### Instruction
Copy out all the lines where "JSON" shows up.

Stored entries:
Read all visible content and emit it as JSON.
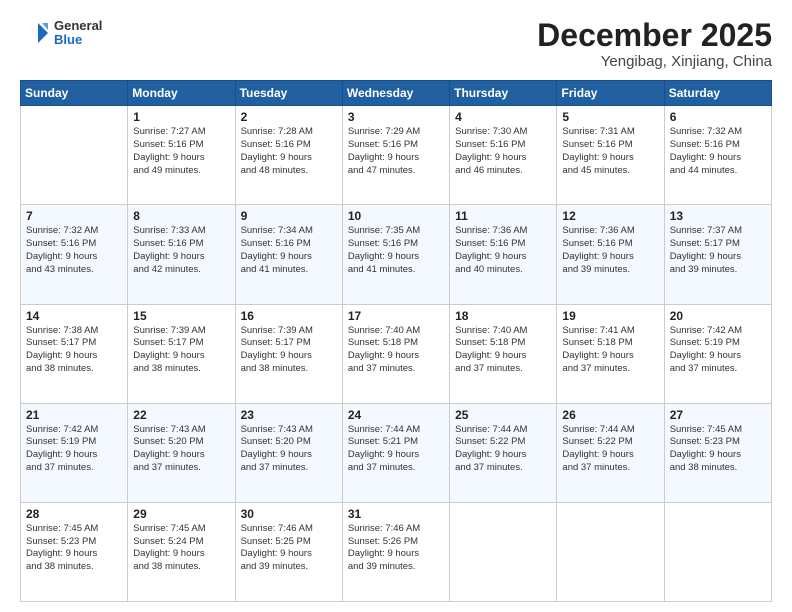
{
  "logo": {
    "general": "General",
    "blue": "Blue"
  },
  "header": {
    "month": "December 2025",
    "location": "Yengibag, Xinjiang, China"
  },
  "weekdays": [
    "Sunday",
    "Monday",
    "Tuesday",
    "Wednesday",
    "Thursday",
    "Friday",
    "Saturday"
  ],
  "weeks": [
    [
      {
        "day": "",
        "info": ""
      },
      {
        "day": "1",
        "info": "Sunrise: 7:27 AM\nSunset: 5:16 PM\nDaylight: 9 hours\nand 49 minutes."
      },
      {
        "day": "2",
        "info": "Sunrise: 7:28 AM\nSunset: 5:16 PM\nDaylight: 9 hours\nand 48 minutes."
      },
      {
        "day": "3",
        "info": "Sunrise: 7:29 AM\nSunset: 5:16 PM\nDaylight: 9 hours\nand 47 minutes."
      },
      {
        "day": "4",
        "info": "Sunrise: 7:30 AM\nSunset: 5:16 PM\nDaylight: 9 hours\nand 46 minutes."
      },
      {
        "day": "5",
        "info": "Sunrise: 7:31 AM\nSunset: 5:16 PM\nDaylight: 9 hours\nand 45 minutes."
      },
      {
        "day": "6",
        "info": "Sunrise: 7:32 AM\nSunset: 5:16 PM\nDaylight: 9 hours\nand 44 minutes."
      }
    ],
    [
      {
        "day": "7",
        "info": "Sunrise: 7:32 AM\nSunset: 5:16 PM\nDaylight: 9 hours\nand 43 minutes."
      },
      {
        "day": "8",
        "info": "Sunrise: 7:33 AM\nSunset: 5:16 PM\nDaylight: 9 hours\nand 42 minutes."
      },
      {
        "day": "9",
        "info": "Sunrise: 7:34 AM\nSunset: 5:16 PM\nDaylight: 9 hours\nand 41 minutes."
      },
      {
        "day": "10",
        "info": "Sunrise: 7:35 AM\nSunset: 5:16 PM\nDaylight: 9 hours\nand 41 minutes."
      },
      {
        "day": "11",
        "info": "Sunrise: 7:36 AM\nSunset: 5:16 PM\nDaylight: 9 hours\nand 40 minutes."
      },
      {
        "day": "12",
        "info": "Sunrise: 7:36 AM\nSunset: 5:16 PM\nDaylight: 9 hours\nand 39 minutes."
      },
      {
        "day": "13",
        "info": "Sunrise: 7:37 AM\nSunset: 5:17 PM\nDaylight: 9 hours\nand 39 minutes."
      }
    ],
    [
      {
        "day": "14",
        "info": "Sunrise: 7:38 AM\nSunset: 5:17 PM\nDaylight: 9 hours\nand 38 minutes."
      },
      {
        "day": "15",
        "info": "Sunrise: 7:39 AM\nSunset: 5:17 PM\nDaylight: 9 hours\nand 38 minutes."
      },
      {
        "day": "16",
        "info": "Sunrise: 7:39 AM\nSunset: 5:17 PM\nDaylight: 9 hours\nand 38 minutes."
      },
      {
        "day": "17",
        "info": "Sunrise: 7:40 AM\nSunset: 5:18 PM\nDaylight: 9 hours\nand 37 minutes."
      },
      {
        "day": "18",
        "info": "Sunrise: 7:40 AM\nSunset: 5:18 PM\nDaylight: 9 hours\nand 37 minutes."
      },
      {
        "day": "19",
        "info": "Sunrise: 7:41 AM\nSunset: 5:18 PM\nDaylight: 9 hours\nand 37 minutes."
      },
      {
        "day": "20",
        "info": "Sunrise: 7:42 AM\nSunset: 5:19 PM\nDaylight: 9 hours\nand 37 minutes."
      }
    ],
    [
      {
        "day": "21",
        "info": "Sunrise: 7:42 AM\nSunset: 5:19 PM\nDaylight: 9 hours\nand 37 minutes."
      },
      {
        "day": "22",
        "info": "Sunrise: 7:43 AM\nSunset: 5:20 PM\nDaylight: 9 hours\nand 37 minutes."
      },
      {
        "day": "23",
        "info": "Sunrise: 7:43 AM\nSunset: 5:20 PM\nDaylight: 9 hours\nand 37 minutes."
      },
      {
        "day": "24",
        "info": "Sunrise: 7:44 AM\nSunset: 5:21 PM\nDaylight: 9 hours\nand 37 minutes."
      },
      {
        "day": "25",
        "info": "Sunrise: 7:44 AM\nSunset: 5:22 PM\nDaylight: 9 hours\nand 37 minutes."
      },
      {
        "day": "26",
        "info": "Sunrise: 7:44 AM\nSunset: 5:22 PM\nDaylight: 9 hours\nand 37 minutes."
      },
      {
        "day": "27",
        "info": "Sunrise: 7:45 AM\nSunset: 5:23 PM\nDaylight: 9 hours\nand 38 minutes."
      }
    ],
    [
      {
        "day": "28",
        "info": "Sunrise: 7:45 AM\nSunset: 5:23 PM\nDaylight: 9 hours\nand 38 minutes."
      },
      {
        "day": "29",
        "info": "Sunrise: 7:45 AM\nSunset: 5:24 PM\nDaylight: 9 hours\nand 38 minutes."
      },
      {
        "day": "30",
        "info": "Sunrise: 7:46 AM\nSunset: 5:25 PM\nDaylight: 9 hours\nand 39 minutes."
      },
      {
        "day": "31",
        "info": "Sunrise: 7:46 AM\nSunset: 5:26 PM\nDaylight: 9 hours\nand 39 minutes."
      },
      {
        "day": "",
        "info": ""
      },
      {
        "day": "",
        "info": ""
      },
      {
        "day": "",
        "info": ""
      }
    ]
  ]
}
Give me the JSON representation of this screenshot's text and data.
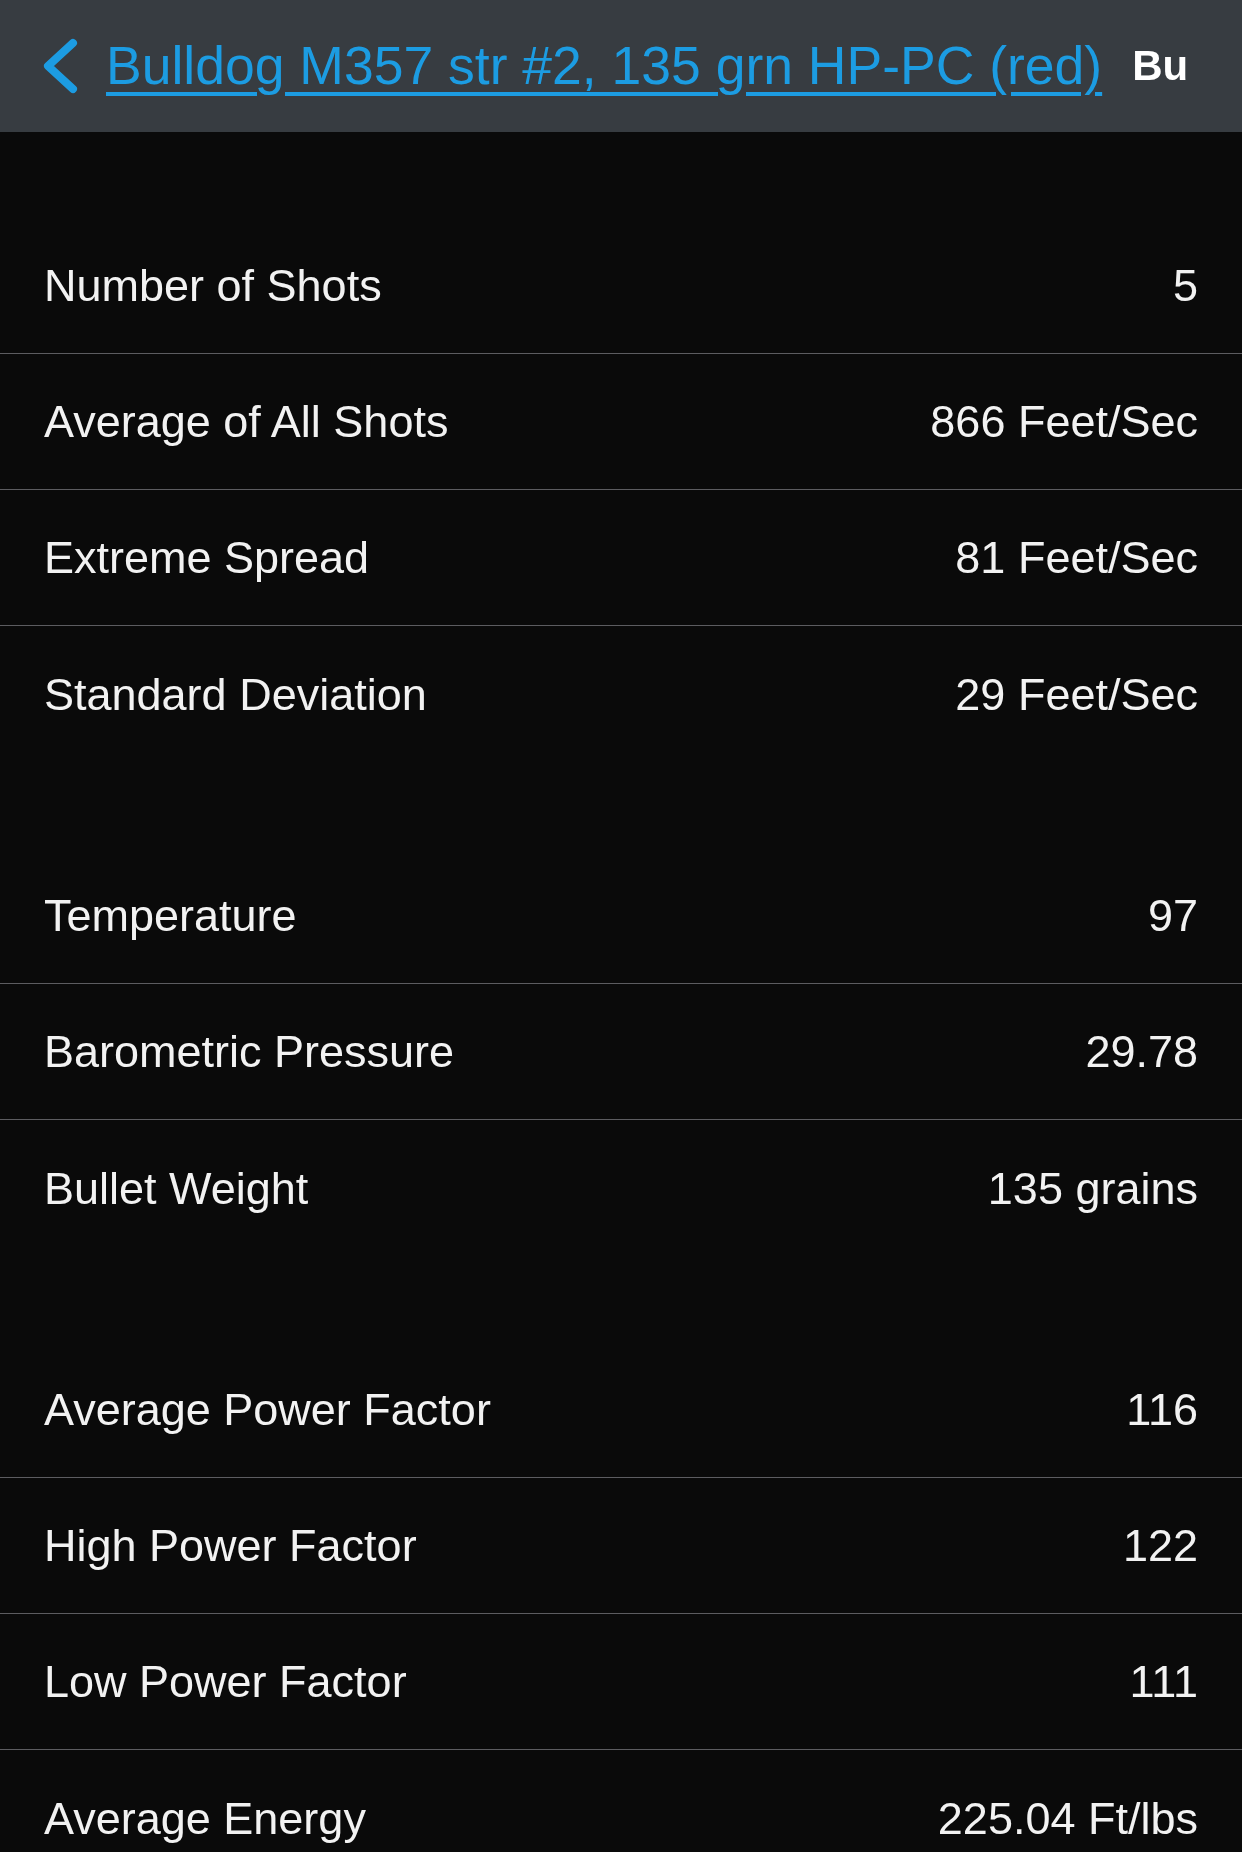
{
  "nav_bar": {
    "back_link": {
      "label": "Bulldog M357 str #2, 135 grn HP-PC (red)"
    },
    "title": "Bu"
  },
  "sections": [
    {
      "rows": [
        {
          "label": "Number of Shots",
          "value": "5"
        },
        {
          "label": "Average of All Shots",
          "value": "866 Feet/Sec"
        },
        {
          "label": "Extreme Spread",
          "value": "81 Feet/Sec"
        },
        {
          "label": "Standard Deviation",
          "value": "29 Feet/Sec"
        }
      ]
    },
    {
      "rows": [
        {
          "label": "Temperature",
          "value": "97"
        },
        {
          "label": "Barometric Pressure",
          "value": "29.78"
        },
        {
          "label": "Bullet Weight",
          "value": "135 grains"
        }
      ]
    },
    {
      "rows": [
        {
          "label": "Average Power Factor",
          "value": "116"
        },
        {
          "label": "High Power Factor",
          "value": "122"
        },
        {
          "label": "Low Power Factor",
          "value": "111"
        },
        {
          "label": "Average Energy",
          "value": "225.04 Ft/lbs"
        }
      ]
    }
  ]
}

### Task solution
Read all visible content and emit it as JSON.
Give me the JSON representation of this screenshot's text and data.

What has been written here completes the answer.